[BEGIN]

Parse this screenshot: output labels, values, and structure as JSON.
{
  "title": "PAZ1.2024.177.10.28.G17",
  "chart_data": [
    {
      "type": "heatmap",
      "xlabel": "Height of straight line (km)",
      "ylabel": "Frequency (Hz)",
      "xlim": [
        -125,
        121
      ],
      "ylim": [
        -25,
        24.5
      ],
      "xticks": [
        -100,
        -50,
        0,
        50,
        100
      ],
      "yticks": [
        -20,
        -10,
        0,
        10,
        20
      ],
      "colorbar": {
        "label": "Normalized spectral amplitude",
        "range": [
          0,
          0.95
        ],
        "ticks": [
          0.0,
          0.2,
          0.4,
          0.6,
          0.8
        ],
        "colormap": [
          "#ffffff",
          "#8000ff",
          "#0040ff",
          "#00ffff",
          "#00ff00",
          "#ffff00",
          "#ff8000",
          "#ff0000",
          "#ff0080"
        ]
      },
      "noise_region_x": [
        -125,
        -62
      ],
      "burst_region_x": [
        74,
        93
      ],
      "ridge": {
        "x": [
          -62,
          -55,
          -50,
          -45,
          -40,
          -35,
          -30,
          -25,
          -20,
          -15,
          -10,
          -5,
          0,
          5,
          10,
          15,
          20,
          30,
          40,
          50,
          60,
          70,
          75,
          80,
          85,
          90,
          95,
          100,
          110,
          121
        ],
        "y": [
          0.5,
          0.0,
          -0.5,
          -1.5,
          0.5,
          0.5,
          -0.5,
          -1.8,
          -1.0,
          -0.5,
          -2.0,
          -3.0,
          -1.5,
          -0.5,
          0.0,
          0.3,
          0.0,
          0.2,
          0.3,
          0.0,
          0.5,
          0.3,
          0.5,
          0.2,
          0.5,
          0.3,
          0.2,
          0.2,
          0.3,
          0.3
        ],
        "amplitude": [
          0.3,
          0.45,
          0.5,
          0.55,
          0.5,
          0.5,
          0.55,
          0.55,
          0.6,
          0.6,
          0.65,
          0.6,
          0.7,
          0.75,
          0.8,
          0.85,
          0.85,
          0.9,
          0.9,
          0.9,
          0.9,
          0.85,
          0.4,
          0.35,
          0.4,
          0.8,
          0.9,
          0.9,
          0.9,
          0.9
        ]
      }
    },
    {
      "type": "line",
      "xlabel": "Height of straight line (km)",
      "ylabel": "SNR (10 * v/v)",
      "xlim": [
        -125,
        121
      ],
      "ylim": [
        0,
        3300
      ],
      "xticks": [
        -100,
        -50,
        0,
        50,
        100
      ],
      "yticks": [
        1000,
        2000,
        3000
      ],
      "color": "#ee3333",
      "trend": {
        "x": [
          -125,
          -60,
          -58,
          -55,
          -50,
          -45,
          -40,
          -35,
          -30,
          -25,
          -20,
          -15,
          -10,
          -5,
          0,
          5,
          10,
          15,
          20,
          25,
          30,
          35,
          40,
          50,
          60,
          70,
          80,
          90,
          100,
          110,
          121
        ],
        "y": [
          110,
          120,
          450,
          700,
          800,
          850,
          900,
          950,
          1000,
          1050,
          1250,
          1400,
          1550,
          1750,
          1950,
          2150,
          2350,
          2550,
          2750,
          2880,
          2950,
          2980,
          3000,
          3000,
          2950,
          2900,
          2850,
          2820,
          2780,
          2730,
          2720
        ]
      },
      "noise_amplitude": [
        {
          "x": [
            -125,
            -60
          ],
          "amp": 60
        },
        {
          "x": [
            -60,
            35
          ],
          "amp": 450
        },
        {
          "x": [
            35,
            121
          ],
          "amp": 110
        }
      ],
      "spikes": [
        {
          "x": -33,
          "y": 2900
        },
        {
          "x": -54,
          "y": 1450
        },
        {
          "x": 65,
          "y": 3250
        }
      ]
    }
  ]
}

[END]

● WHAT YOU WILL DO
Write the data out again in full and exactly.

● TASK RESPONSE
Parse this screenshot: output labels, values, and structure as JSON.
{
  "title": "PAZ1.2024.177.10.28.G17",
  "chart_data": [
    {
      "type": "heatmap",
      "xlabel": "Height of straight line (km)",
      "ylabel": "Frequency (Hz)",
      "xlim": [
        -125,
        121
      ],
      "ylim": [
        -25,
        24.5
      ],
      "xticks": [
        -100,
        -50,
        0,
        50,
        100
      ],
      "yticks": [
        -20,
        -10,
        0,
        10,
        20
      ],
      "colorbar": {
        "label": "Normalized spectral amplitude",
        "range": [
          0,
          0.95
        ],
        "ticks": [
          0.0,
          0.2,
          0.4,
          0.6,
          0.8
        ],
        "colormap": [
          "#ffffff",
          "#8000ff",
          "#0040ff",
          "#00ffff",
          "#00ff00",
          "#ffff00",
          "#ff8000",
          "#ff0000",
          "#ff0080"
        ]
      },
      "noise_region_x": [
        -125,
        -62
      ],
      "burst_region_x": [
        74,
        93
      ],
      "ridge": {
        "x": [
          -62,
          -55,
          -50,
          -45,
          -40,
          -35,
          -30,
          -25,
          -20,
          -15,
          -10,
          -5,
          0,
          5,
          10,
          15,
          20,
          30,
          40,
          50,
          60,
          70,
          75,
          80,
          85,
          90,
          95,
          100,
          110,
          121
        ],
        "y": [
          0.5,
          0.0,
          -0.5,
          -1.5,
          0.5,
          0.5,
          -0.5,
          -1.8,
          -1.0,
          -0.5,
          -2.0,
          -3.0,
          -1.5,
          -0.5,
          0.0,
          0.3,
          0.0,
          0.2,
          0.3,
          0.0,
          0.5,
          0.3,
          0.5,
          0.2,
          0.5,
          0.3,
          0.2,
          0.2,
          0.3,
          0.3
        ],
        "amplitude": [
          0.3,
          0.45,
          0.5,
          0.55,
          0.5,
          0.5,
          0.55,
          0.55,
          0.6,
          0.6,
          0.65,
          0.6,
          0.7,
          0.75,
          0.8,
          0.85,
          0.85,
          0.9,
          0.9,
          0.9,
          0.9,
          0.85,
          0.4,
          0.35,
          0.4,
          0.8,
          0.9,
          0.9,
          0.9,
          0.9
        ]
      }
    },
    {
      "type": "line",
      "xlabel": "Height of straight line (km)",
      "ylabel": "SNR (10 * v/v)",
      "xlim": [
        -125,
        121
      ],
      "ylim": [
        0,
        3300
      ],
      "xticks": [
        -100,
        -50,
        0,
        50,
        100
      ],
      "yticks": [
        1000,
        2000,
        3000
      ],
      "color": "#ee3333",
      "trend": {
        "x": [
          -125,
          -60,
          -58,
          -55,
          -50,
          -45,
          -40,
          -35,
          -30,
          -25,
          -20,
          -15,
          -10,
          -5,
          0,
          5,
          10,
          15,
          20,
          25,
          30,
          35,
          40,
          50,
          60,
          70,
          80,
          90,
          100,
          110,
          121
        ],
        "y": [
          110,
          120,
          450,
          700,
          800,
          850,
          900,
          950,
          1000,
          1050,
          1250,
          1400,
          1550,
          1750,
          1950,
          2150,
          2350,
          2550,
          2750,
          2880,
          2950,
          2980,
          3000,
          3000,
          2950,
          2900,
          2850,
          2820,
          2780,
          2730,
          2720
        ]
      },
      "noise_amplitude": [
        {
          "x": [
            -125,
            -60
          ],
          "amp": 60
        },
        {
          "x": [
            -60,
            35
          ],
          "amp": 450
        },
        {
          "x": [
            35,
            121
          ],
          "amp": 110
        }
      ],
      "spikes": [
        {
          "x": -33,
          "y": 2900
        },
        {
          "x": -54,
          "y": 1450
        },
        {
          "x": 65,
          "y": 3250
        }
      ]
    }
  ]
}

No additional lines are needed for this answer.